_Structured figure records_:
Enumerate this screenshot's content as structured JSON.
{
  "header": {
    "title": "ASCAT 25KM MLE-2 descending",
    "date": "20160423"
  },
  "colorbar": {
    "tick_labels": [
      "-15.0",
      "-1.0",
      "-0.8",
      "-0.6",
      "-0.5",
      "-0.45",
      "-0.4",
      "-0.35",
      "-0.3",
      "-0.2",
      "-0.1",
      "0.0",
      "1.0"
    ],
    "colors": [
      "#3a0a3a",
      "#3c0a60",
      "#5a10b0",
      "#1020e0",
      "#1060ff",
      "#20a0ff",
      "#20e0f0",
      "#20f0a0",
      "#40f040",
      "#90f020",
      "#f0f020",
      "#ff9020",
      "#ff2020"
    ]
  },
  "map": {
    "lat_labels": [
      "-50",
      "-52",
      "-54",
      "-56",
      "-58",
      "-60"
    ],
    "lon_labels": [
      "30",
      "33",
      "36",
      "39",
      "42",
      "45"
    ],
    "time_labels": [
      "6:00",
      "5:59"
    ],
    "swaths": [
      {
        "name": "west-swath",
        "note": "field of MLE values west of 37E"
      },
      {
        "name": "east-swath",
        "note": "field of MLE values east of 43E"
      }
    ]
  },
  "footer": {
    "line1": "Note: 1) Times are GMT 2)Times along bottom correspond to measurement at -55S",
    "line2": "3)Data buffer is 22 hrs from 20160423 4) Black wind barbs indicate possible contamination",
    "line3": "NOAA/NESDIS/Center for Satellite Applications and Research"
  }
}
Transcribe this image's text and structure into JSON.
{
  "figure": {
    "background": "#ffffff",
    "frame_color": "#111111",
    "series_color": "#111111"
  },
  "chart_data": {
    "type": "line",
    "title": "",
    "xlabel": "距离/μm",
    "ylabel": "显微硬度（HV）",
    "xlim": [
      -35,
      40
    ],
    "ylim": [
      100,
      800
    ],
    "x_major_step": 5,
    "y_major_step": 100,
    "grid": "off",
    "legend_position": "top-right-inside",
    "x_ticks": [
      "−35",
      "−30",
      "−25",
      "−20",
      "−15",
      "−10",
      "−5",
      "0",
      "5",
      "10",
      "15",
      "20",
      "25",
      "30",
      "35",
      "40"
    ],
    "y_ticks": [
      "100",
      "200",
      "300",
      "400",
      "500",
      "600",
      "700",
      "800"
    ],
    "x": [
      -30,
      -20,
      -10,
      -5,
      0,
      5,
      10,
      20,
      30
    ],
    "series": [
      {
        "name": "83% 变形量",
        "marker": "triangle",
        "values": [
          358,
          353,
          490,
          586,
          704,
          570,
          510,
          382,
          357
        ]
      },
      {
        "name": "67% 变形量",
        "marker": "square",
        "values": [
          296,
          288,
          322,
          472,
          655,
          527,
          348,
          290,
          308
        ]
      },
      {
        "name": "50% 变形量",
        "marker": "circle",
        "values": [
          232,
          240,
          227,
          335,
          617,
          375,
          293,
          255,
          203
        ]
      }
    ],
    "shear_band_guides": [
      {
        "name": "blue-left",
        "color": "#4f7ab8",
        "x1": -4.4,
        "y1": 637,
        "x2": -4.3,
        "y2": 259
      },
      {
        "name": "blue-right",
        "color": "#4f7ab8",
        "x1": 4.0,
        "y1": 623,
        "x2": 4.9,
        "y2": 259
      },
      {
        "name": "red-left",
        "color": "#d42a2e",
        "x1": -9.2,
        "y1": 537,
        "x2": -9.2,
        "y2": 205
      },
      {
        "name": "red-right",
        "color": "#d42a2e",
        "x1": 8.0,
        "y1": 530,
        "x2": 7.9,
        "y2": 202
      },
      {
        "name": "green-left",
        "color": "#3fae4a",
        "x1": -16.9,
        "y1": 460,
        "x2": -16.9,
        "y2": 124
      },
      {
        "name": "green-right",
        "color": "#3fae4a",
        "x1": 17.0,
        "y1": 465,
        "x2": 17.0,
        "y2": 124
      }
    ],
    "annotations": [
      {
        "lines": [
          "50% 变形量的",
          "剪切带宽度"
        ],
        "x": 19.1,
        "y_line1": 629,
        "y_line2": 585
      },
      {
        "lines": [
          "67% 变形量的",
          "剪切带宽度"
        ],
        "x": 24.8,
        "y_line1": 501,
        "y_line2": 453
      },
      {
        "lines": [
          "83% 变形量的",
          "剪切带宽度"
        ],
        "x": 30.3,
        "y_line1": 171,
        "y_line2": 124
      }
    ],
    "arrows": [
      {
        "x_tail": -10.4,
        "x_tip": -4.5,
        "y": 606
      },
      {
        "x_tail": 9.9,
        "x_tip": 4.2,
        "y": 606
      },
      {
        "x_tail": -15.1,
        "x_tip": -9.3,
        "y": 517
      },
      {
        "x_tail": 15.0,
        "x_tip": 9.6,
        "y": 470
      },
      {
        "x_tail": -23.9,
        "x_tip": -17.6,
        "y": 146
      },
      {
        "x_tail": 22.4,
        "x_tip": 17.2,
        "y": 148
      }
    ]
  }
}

_What you will do_: Make an exact copy of the material above.

_Output for this task_:
Enumerate this screenshot's content as structured JSON.
{
  "header": {
    "title": "ASCAT 25KM MLE-2 descending",
    "date": "20160423"
  },
  "colorbar": {
    "tick_labels": [
      "-15.0",
      "-1.0",
      "-0.8",
      "-0.6",
      "-0.5",
      "-0.45",
      "-0.4",
      "-0.35",
      "-0.3",
      "-0.2",
      "-0.1",
      "0.0",
      "1.0"
    ],
    "colors": [
      "#3a0a3a",
      "#3c0a60",
      "#5a10b0",
      "#1020e0",
      "#1060ff",
      "#20a0ff",
      "#20e0f0",
      "#20f0a0",
      "#40f040",
      "#90f020",
      "#f0f020",
      "#ff9020",
      "#ff2020"
    ]
  },
  "map": {
    "lat_labels": [
      "-50",
      "-52",
      "-54",
      "-56",
      "-58",
      "-60"
    ],
    "lon_labels": [
      "30",
      "33",
      "36",
      "39",
      "42",
      "45"
    ],
    "time_labels": [
      "6:00",
      "5:59"
    ],
    "swaths": [
      {
        "name": "west-swath",
        "note": "field of MLE values west of 37E"
      },
      {
        "name": "east-swath",
        "note": "field of MLE values east of 43E"
      }
    ]
  },
  "footer": {
    "line1": "Note: 1) Times are GMT 2)Times along bottom correspond to measurement at -55S",
    "line2": "3)Data buffer is 22 hrs from 20160423 4) Black wind barbs indicate possible contamination",
    "line3": "NOAA/NESDIS/Center for Satellite Applications and Research"
  }
}
Transcribe this image's text and structure into JSON.
{
  "figure": {
    "background": "#ffffff",
    "frame_color": "#111111",
    "series_color": "#111111"
  },
  "chart_data": {
    "type": "line",
    "title": "",
    "xlabel": "距离/μm",
    "ylabel": "显微硬度（HV）",
    "xlim": [
      -35,
      40
    ],
    "ylim": [
      100,
      800
    ],
    "x_major_step": 5,
    "y_major_step": 100,
    "grid": "off",
    "legend_position": "top-right-inside",
    "x_ticks": [
      "−35",
      "−30",
      "−25",
      "−20",
      "−15",
      "−10",
      "−5",
      "0",
      "5",
      "10",
      "15",
      "20",
      "25",
      "30",
      "35",
      "40"
    ],
    "y_ticks": [
      "100",
      "200",
      "300",
      "400",
      "500",
      "600",
      "700",
      "800"
    ],
    "x": [
      -30,
      -20,
      -10,
      -5,
      0,
      5,
      10,
      20,
      30
    ],
    "series": [
      {
        "name": "83% 变形量",
        "marker": "triangle",
        "values": [
          358,
          353,
          490,
          586,
          704,
          570,
          510,
          382,
          357
        ]
      },
      {
        "name": "67% 变形量",
        "marker": "square",
        "values": [
          296,
          288,
          322,
          472,
          655,
          527,
          348,
          290,
          308
        ]
      },
      {
        "name": "50% 变形量",
        "marker": "circle",
        "values": [
          232,
          240,
          227,
          335,
          617,
          375,
          293,
          255,
          203
        ]
      }
    ],
    "shear_band_guides": [
      {
        "name": "blue-left",
        "color": "#4f7ab8",
        "x1": -4.4,
        "y1": 637,
        "x2": -4.3,
        "y2": 259
      },
      {
        "name": "blue-right",
        "color": "#4f7ab8",
        "x1": 4.0,
        "y1": 623,
        "x2": 4.9,
        "y2": 259
      },
      {
        "name": "red-left",
        "color": "#d42a2e",
        "x1": -9.2,
        "y1": 537,
        "x2": -9.2,
        "y2": 205
      },
      {
        "name": "red-right",
        "color": "#d42a2e",
        "x1": 8.0,
        "y1": 530,
        "x2": 7.9,
        "y2": 202
      },
      {
        "name": "green-left",
        "color": "#3fae4a",
        "x1": -16.9,
        "y1": 460,
        "x2": -16.9,
        "y2": 124
      },
      {
        "name": "green-right",
        "color": "#3fae4a",
        "x1": 17.0,
        "y1": 465,
        "x2": 17.0,
        "y2": 124
      }
    ],
    "annotations": [
      {
        "lines": [
          "50% 变形量的",
          "剪切带宽度"
        ],
        "x": 19.1,
        "y_line1": 629,
        "y_line2": 585
      },
      {
        "lines": [
          "67% 变形量的",
          "剪切带宽度"
        ],
        "x": 24.8,
        "y_line1": 501,
        "y_line2": 453
      },
      {
        "lines": [
          "83% 变形量的",
          "剪切带宽度"
        ],
        "x": 30.3,
        "y_line1": 171,
        "y_line2": 124
      }
    ],
    "arrows": [
      {
        "x_tail": -10.4,
        "x_tip": -4.5,
        "y": 606
      },
      {
        "x_tail": 9.9,
        "x_tip": 4.2,
        "y": 606
      },
      {
        "x_tail": -15.1,
        "x_tip": -9.3,
        "y": 517
      },
      {
        "x_tail": 15.0,
        "x_tip": 9.6,
        "y": 470
      },
      {
        "x_tail": -23.9,
        "x_tip": -17.6,
        "y": 146
      },
      {
        "x_tail": 22.4,
        "x_tip": 17.2,
        "y": 148
      }
    ]
  }
}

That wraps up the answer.